Source excerpt:
-.-.-
Stari Ledinci () also known simply as Ledinci () is a suburban settlement of Petrovaradin, Novi Sad, Serbia. The population of Stari Ledinci numbered 823 people in the 2002 census. Most of the inhabitants of the village are ethnic Serbs.

Geography
The village is geographically located in Srem, but it is part of South Bačka District. There are two villages with this name: Stari Ledinci (Old Ledinci) and Novi Ledinci (New Ledinci). Today, the name "Ledinci" is officially used to designate Novi Ledinci, while other village is officially known as Stari Ledinci. Both villages are located in Petrovaradin municipality, on the brows of Fruška Gora mountain. Near the village of Stari Ledinci lies a Ledinci Lake, which is an important tourist destination.

History

The village was probably founded in the 13th century, during the administration of the Kingdom of Hungary . According to a record from 1372, the area near Ledinci was named "a Serb region", while according to the record from 1438, this territory was inhabited by "Schismatics" (Orthodox Christians).
-.-.-
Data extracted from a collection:
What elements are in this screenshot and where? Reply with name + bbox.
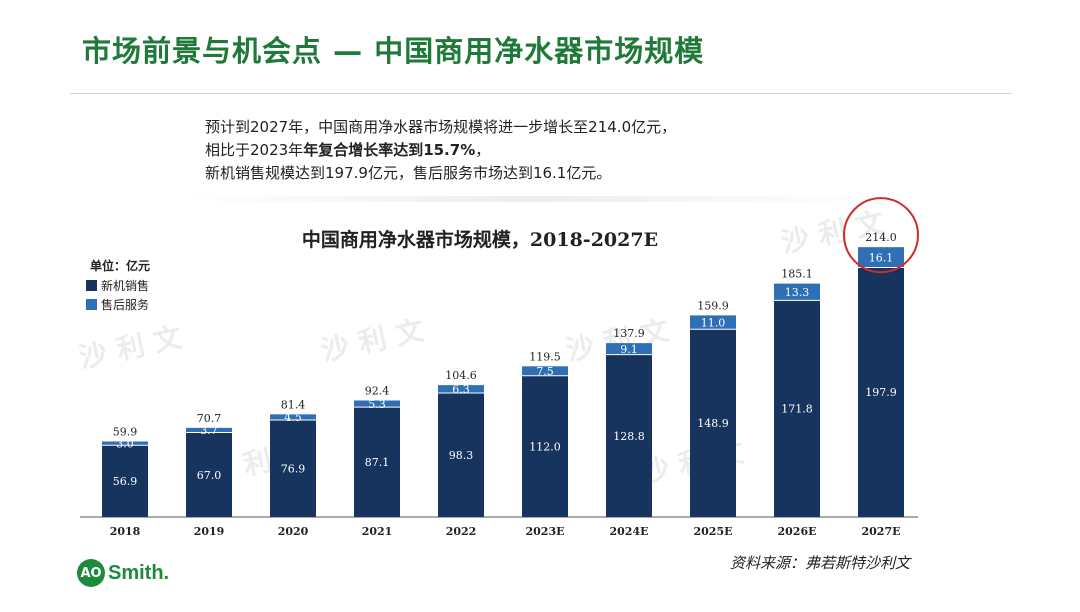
data-label-total: 159.9 [697, 299, 729, 312]
data-label-total: 59.9 [113, 425, 138, 438]
bar-new-sales [606, 354, 652, 517]
data-label-new-sales: 67.0 [197, 469, 222, 482]
x-tick-label: 2025E [694, 525, 733, 538]
data-label-after-sales: 9.1 [620, 343, 638, 356]
data-label-after-sales: 6.3 [452, 383, 470, 396]
bar-new-sales [858, 267, 904, 517]
x-tick-label: 2019 [194, 525, 225, 538]
data-label-after-sales: 7.5 [536, 365, 554, 378]
bar-after-sales [606, 343, 652, 355]
summary-line-2-prefix: 相比于2023年 [205, 141, 304, 159]
bar-new-sales [186, 432, 232, 517]
x-tick-label: 2018 [110, 525, 141, 538]
bar-new-sales [522, 375, 568, 517]
ao-smith-logo: AO Smith. [77, 559, 169, 587]
chart-top-shadow [180, 196, 880, 202]
bar-new-sales [690, 329, 736, 517]
data-label-new-sales: 87.1 [365, 456, 390, 469]
data-label-after-sales: 4.5 [284, 411, 302, 424]
bar-after-sales [186, 427, 232, 433]
logo-text: Smith. [108, 561, 170, 584]
data-label-new-sales: 128.8 [613, 430, 645, 443]
data-label-after-sales: 11.0 [701, 316, 726, 329]
summary-line-2: 相比于2023年年复合增长率达到15.7%， [205, 139, 676, 162]
bar-new-sales [438, 393, 484, 517]
highlight-circle [843, 197, 919, 274]
data-label-total: 137.9 [613, 327, 645, 340]
summary-line-1: 预计到2027年，中国商用净水器市场规模将进一步增长至214.0亿元， [205, 118, 677, 136]
x-tick-label: 2023E [526, 525, 565, 538]
bar-group: 56.9 3.059.9 2018 67.0 3.770.7 2019 76.9 4.581.… [80, 197, 919, 538]
data-label-new-sales: 197.9 [865, 386, 897, 399]
data-label-total: 70.7 [197, 412, 222, 425]
data-label-after-sales: 3.7 [200, 424, 218, 437]
legend-swatch-new-sales [86, 280, 97, 291]
x-tick-label: 2022 [446, 525, 477, 538]
data-label-total: 214.0 [865, 231, 897, 244]
data-label-total: 119.5 [529, 350, 561, 363]
data-label-total: 185.1 [781, 268, 813, 281]
bar-new-sales [354, 407, 400, 517]
bar-after-sales [522, 366, 568, 376]
x-tick-label: 2027E [862, 525, 901, 538]
data-label-total: 92.4 [365, 384, 390, 397]
legend-label-after-sales: 售后服务 [101, 297, 149, 312]
data-label-after-sales: 16.1 [869, 251, 894, 264]
summary-line-2-suffix: ， [475, 141, 491, 159]
unit-label: 单位：亿元 [90, 258, 150, 273]
bar-after-sales [690, 315, 736, 330]
data-label-new-sales: 171.8 [781, 403, 813, 416]
bar-after-sales [438, 385, 484, 394]
legend-swatch-after-sales [86, 299, 97, 310]
data-label-new-sales: 76.9 [281, 463, 306, 476]
x-tick-label: 2021 [362, 525, 393, 538]
x-tick-label: 2024E [610, 525, 649, 538]
bar-after-sales [354, 400, 400, 408]
legend-label-new-sales: 新机销售 [101, 278, 149, 293]
bar-after-sales [774, 283, 820, 301]
summary-cagr-highlight: 年复合增长率达到15.7% [303, 141, 476, 159]
data-label-new-sales: 98.3 [449, 449, 474, 462]
source-note: 资料来源：弗若斯特沙利文 [729, 554, 910, 572]
summary-line-3: 新机销售规模达到197.9亿元，售后服务市场达到16.1亿元。 [205, 164, 612, 182]
title-divider [70, 93, 1012, 94]
data-label-new-sales: 148.9 [697, 417, 729, 430]
bar-after-sales [858, 247, 904, 268]
bar-after-sales [102, 441, 148, 446]
bar-new-sales [774, 300, 820, 517]
summary-text: 预计到2027年，中国商用净水器市场规模将进一步增长至214.0亿元， 相比于2… [205, 116, 676, 185]
data-label-new-sales: 112.0 [529, 440, 561, 453]
bar-new-sales [270, 420, 316, 517]
data-label-total: 104.6 [445, 369, 477, 382]
data-label-after-sales: 3.0 [116, 437, 134, 450]
bar-after-sales [270, 414, 316, 421]
x-tick-label: 2020 [278, 525, 309, 538]
data-label-new-sales: 56.9 [113, 475, 138, 488]
page-title: 市场前景与机会点 — 中国商用净水器市场规模 [82, 34, 705, 68]
x-tick-label: 2026E [778, 525, 817, 538]
bar-new-sales [102, 445, 148, 517]
data-label-after-sales: 5.3 [368, 398, 386, 411]
logo-mark: AO [77, 559, 105, 587]
chart-title: 中国商用净水器市场规模，2018-2027E [302, 228, 658, 251]
data-label-after-sales: 13.3 [785, 286, 810, 299]
data-label-total: 81.4 [281, 398, 306, 411]
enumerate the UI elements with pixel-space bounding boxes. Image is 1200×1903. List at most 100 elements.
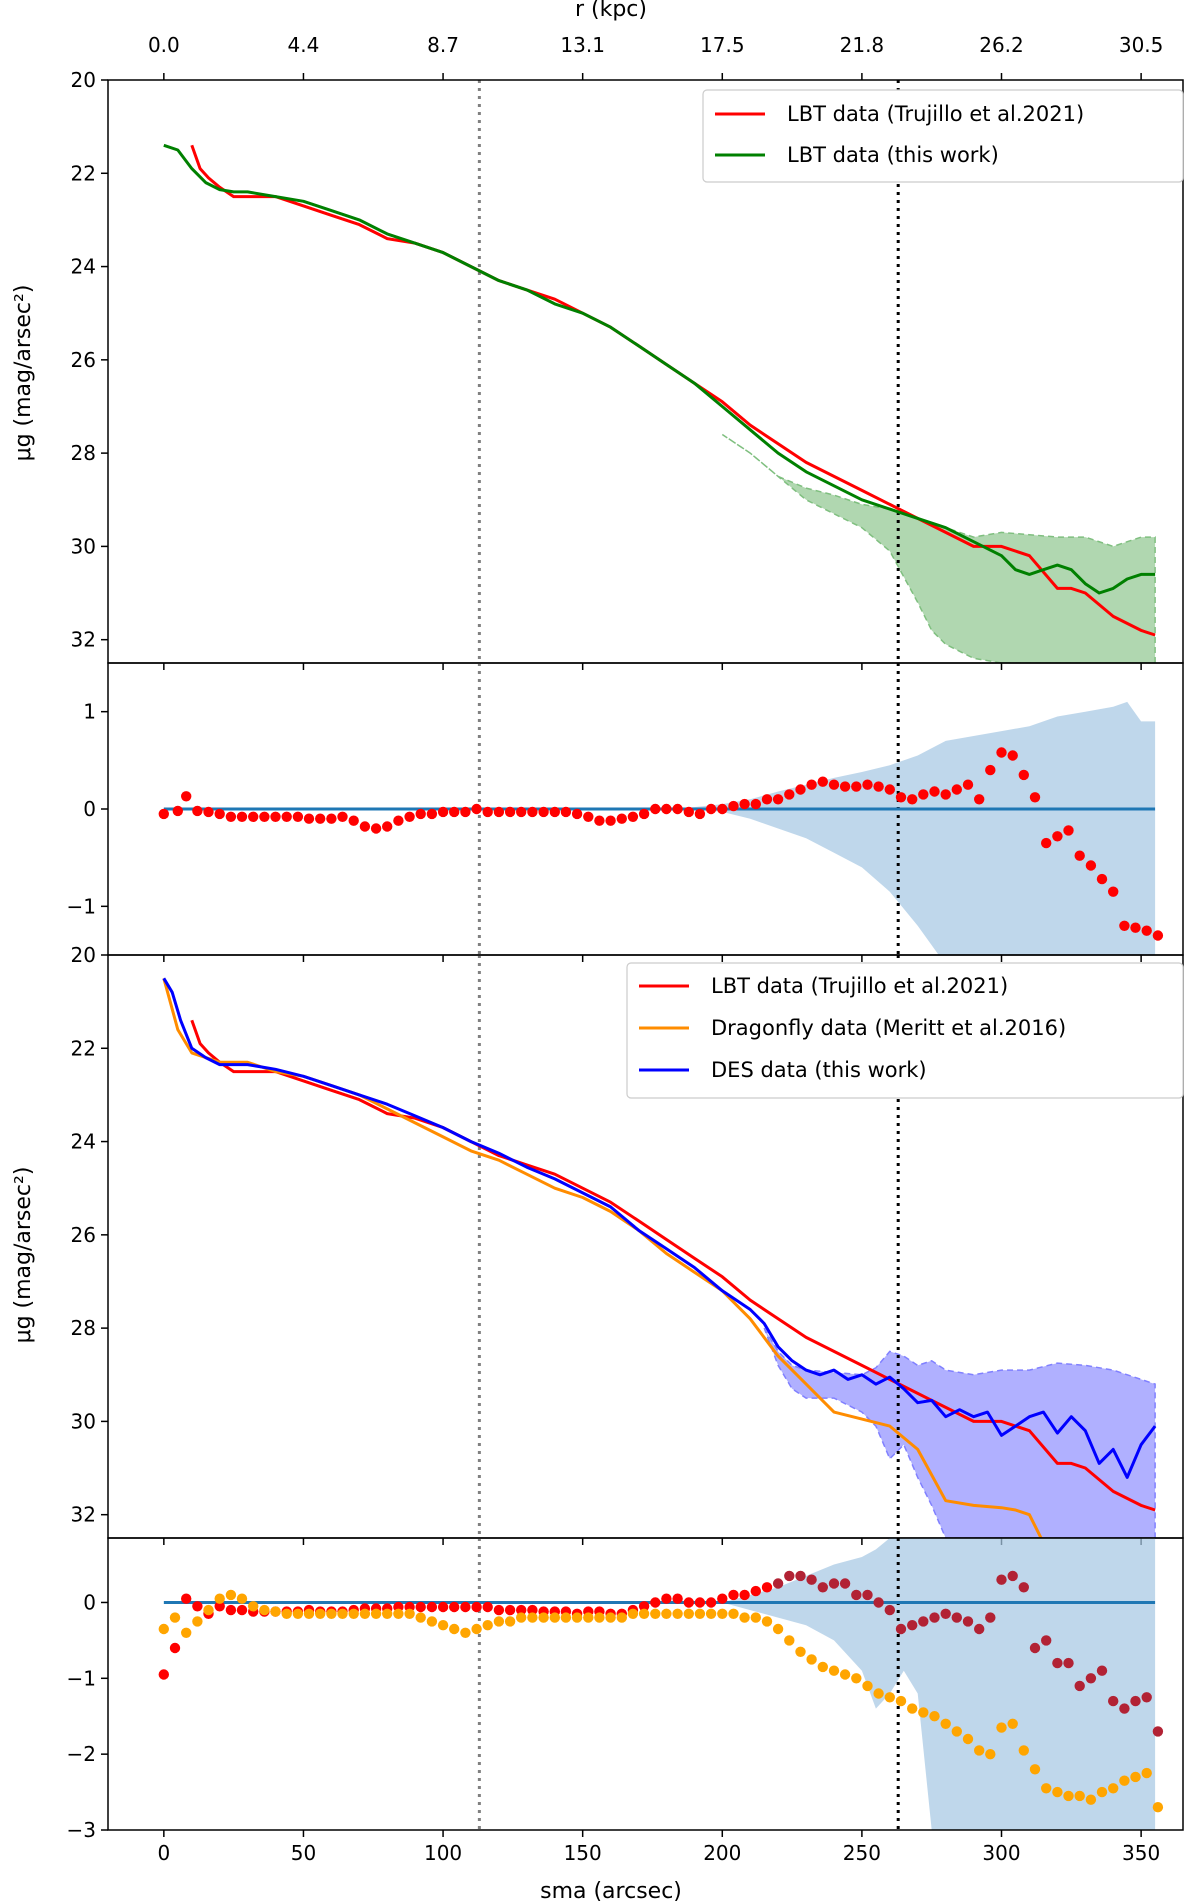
p4-xtick-label-6: 300 — [982, 1841, 1020, 1865]
panel-profile-lbt-ylabel: μg (mag/arsec²) — [11, 285, 36, 462]
p2-point-residuals-3 — [192, 805, 203, 817]
p4-point-dragonfly-residuals-2 — [181, 1627, 192, 1639]
p4-point-des-residuals-outer-0 — [772, 1578, 784, 1589]
p4-point-dragonfly-residuals-39 — [594, 1612, 605, 1623]
p4-point-des-residuals-outer-12 — [907, 1620, 918, 1631]
panel-profile-lbt: μg (mag/arsec²) 20 22 24 26 28 30 32 — [11, 68, 1184, 670]
p2-point-residuals-18 — [359, 821, 371, 832]
p4-point-des-residuals-24 — [426, 1601, 438, 1613]
p4-point-dragonfly-residuals-60 — [828, 1665, 840, 1676]
top-tick-label-2: 8.7 — [427, 33, 459, 57]
p2-point-residuals-62 — [851, 781, 862, 792]
top-tick-label-1: 4.4 — [288, 33, 320, 57]
p4-point-des-residuals-27 — [460, 1601, 471, 1613]
p2-point-residuals-81 — [1063, 825, 1074, 836]
p2-point-residuals-46 — [672, 803, 683, 815]
p2-point-residuals-12 — [292, 811, 304, 822]
p4-xtick-label-4: 200 — [703, 1841, 741, 1865]
p4-point-des-residuals-outer-19 — [985, 1612, 996, 1623]
p4-point-des-residuals-outer-21 — [1007, 1570, 1018, 1582]
p2-point-residuals-78 — [1029, 792, 1041, 803]
p2-point-residuals-71 — [951, 784, 962, 795]
p4-point-dragonfly-residuals-55 — [772, 1623, 784, 1635]
p4-point-dragonfly-residuals-33 — [527, 1612, 538, 1623]
p4-point-dragonfly-residuals-7 — [236, 1593, 248, 1604]
p4-point-dragonfly-residuals-84 — [1096, 1786, 1108, 1798]
p2-point-residuals-25 — [437, 806, 449, 818]
p4-ytick-label-3: −3 — [67, 1818, 96, 1842]
p2-point-residuals-51 — [728, 800, 739, 812]
p4-point-dragonfly-residuals-87 — [1130, 1771, 1141, 1783]
p4-point-des-residuals-43 — [638, 1601, 650, 1612]
p2-point-residuals-35 — [549, 806, 560, 818]
p2-point-residuals-38 — [583, 811, 594, 822]
p4-point-des-residuals-28 — [471, 1601, 482, 1613]
p4-point-des-residuals-outer-13 — [918, 1616, 929, 1627]
p3-plot-area — [162, 955, 1157, 1538]
p4-xtick-label-5: 250 — [843, 1841, 881, 1865]
p4-point-dragonfly-residuals-67 — [907, 1703, 918, 1714]
p4-point-dragonfly-residuals-58 — [806, 1654, 817, 1665]
p4-point-dragonfly-residuals-35 — [549, 1612, 560, 1623]
p4-point-des-residuals-outer-9 — [873, 1597, 884, 1608]
top-tick-label-4: 17.5 — [700, 33, 745, 57]
p4-point-dragonfly-residuals-72 — [962, 1733, 974, 1745]
p4-point-des-residuals-outer-6 — [839, 1578, 851, 1589]
p2-point-residuals-5 — [214, 808, 225, 820]
p4-x-ticks: 0 50 100 150 200 250 300 350 — [157, 1830, 1160, 1865]
p4-point-des-residuals-51 — [728, 1589, 739, 1601]
p2-point-residuals-29 — [482, 806, 493, 818]
top-tick-label-7: 30.5 — [1119, 33, 1164, 57]
p2-point-residuals-57 — [795, 784, 806, 795]
p4-point-des-residuals-48 — [694, 1597, 706, 1608]
p4-point-dragonfly-residuals-37 — [571, 1612, 583, 1623]
legend-top-label-this-work: LBT data (this work) — [787, 143, 999, 167]
legend-top-label-trujillo: LBT data (Trujillo et al.2021) — [787, 102, 1084, 126]
p4-point-dragonfly-residuals-23 — [415, 1612, 426, 1623]
p3-series-dragonfly-data-meritt-et-al-2016 — [162, 977, 1043, 1538]
p3-ytick-label-4: 28 — [71, 1316, 96, 1340]
p2-point-residuals-89 — [1152, 930, 1164, 941]
p4-point-dragonfly-residuals-66 — [895, 1695, 907, 1707]
p4-point-dragonfly-residuals-59 — [817, 1661, 828, 1673]
p4-point-des-residuals-30 — [493, 1604, 505, 1616]
p2-point-residuals-74 — [985, 764, 996, 776]
p4-point-dragonfly-residuals-1 — [169, 1612, 181, 1623]
p2-point-residuals-65 — [884, 784, 895, 795]
p4-point-dragonfly-residuals-69 — [929, 1711, 940, 1722]
p4-point-dragonfly-residuals-6 — [225, 1589, 237, 1601]
p2-point-residuals-41 — [616, 813, 627, 824]
p4-point-des-residuals-outer-2 — [795, 1570, 806, 1582]
p2-point-residuals-11 — [281, 811, 292, 822]
p2-point-residuals-73 — [974, 794, 985, 805]
p2-point-residuals-31 — [504, 806, 516, 818]
p2-point-residuals-66 — [895, 792, 907, 803]
p4-point-dragonfly-residuals-88 — [1141, 1767, 1152, 1779]
p2-point-residuals-23 — [415, 808, 426, 820]
p4-point-dragonfly-residuals-3 — [192, 1616, 203, 1627]
p4-point-dragonfly-residuals-17 — [348, 1608, 359, 1620]
p4-point-dragonfly-residuals-22 — [404, 1608, 415, 1620]
p4-series-des-residuals-outer — [772, 1570, 1164, 1737]
p4-point-dragonfly-residuals-57 — [795, 1646, 806, 1658]
p4-point-dragonfly-residuals-13 — [303, 1608, 315, 1620]
legend-top: LBT data (Trujillo et al.2021) LBT data … — [702, 89, 1184, 183]
panel-profile-des: μg (mag/arsec²) 20 22 24 26 28 30 32 — [11, 943, 1184, 1545]
p4-point-dragonfly-residuals-14 — [315, 1608, 326, 1620]
p1-series-lbt-data-this-work — [163, 143, 1156, 595]
p2-point-residuals-61 — [839, 781, 851, 792]
p4-point-des-residuals-outer-20 — [996, 1574, 1007, 1585]
p4-point-des-residuals-26 — [449, 1601, 460, 1613]
p2-ytick-label-2: −1 — [67, 894, 96, 918]
p4-point-des-residuals-outer-10 — [884, 1604, 895, 1616]
p4-point-dragonfly-residuals-51 — [728, 1608, 739, 1620]
p4-point-dragonfly-residuals-76 — [1007, 1718, 1018, 1730]
p2-point-residuals-20 — [382, 821, 393, 832]
p4-point-dragonfly-residuals-48 — [694, 1608, 706, 1620]
p2-point-residuals-32 — [516, 806, 527, 818]
p4-point-dragonfly-residuals-32 — [516, 1612, 527, 1623]
p4-point-des-residuals-outer-22 — [1018, 1582, 1029, 1593]
p4-point-des-residuals-outer-29 — [1096, 1665, 1108, 1676]
p4-point-dragonfly-residuals-16 — [337, 1608, 348, 1620]
p2-point-residuals-69 — [929, 786, 940, 797]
-.-.-
What the task requires: Write the next part of the article on Stari Ledinci, picking up right after its last sentence. The records can be left aside here.

Answer to the exercise:
According to the legend, the village of Ledinci was among the possessions of the Serbian despot Jovan Branković (1496–1502), who donated this village to the Rakovac Monastery. The ethnic Serb inhabitants of this part of Srem are also mentioned during the uprising of György Dózsa in 1514.

During the Ottoman rule, in the 17th century, a master of the village was Solak Mehmed-aga, an Ottoman spahija. Since the end of the 17th century, the village was under the administration of the Habsburg monarchy. The Habsburg authorities had problems with collecting taxes in the village, since, according to one tax report from the first half of the 18th century, the inhabitants of this region were Freie Ratzen ("free Serbs"), by the character very disobedient and defiant. They continually avoiding the contacts with the representatives of the authorities, thus it is very hard to deal with them".

Since 1918, the village was part of the Kingdom of Serbs, Croats and Slovenes. During the Second World War, the village was burned to the ground by the German fascists. After the war, the village was rebuilt, but on the new location, near the river Danube, and today this village is known as Novi Ledinci (New Ledinci). However, part of the population returned to the old location of the village, so the old village was rebuilt too, and today is known as Stari Ledinci (Old Ledinci).

Demographics

Gallery

See also
Novi Ledinci
Ledinci Lake
Fruška Gora
List of places in Serbia
List of cities, towns and villages in Vojvodina

References

Monografija Starih Ledinaca, Novi Sad, 1998.
Miloš Lukić, Ledinačke vatre, Novi Sad, 1982.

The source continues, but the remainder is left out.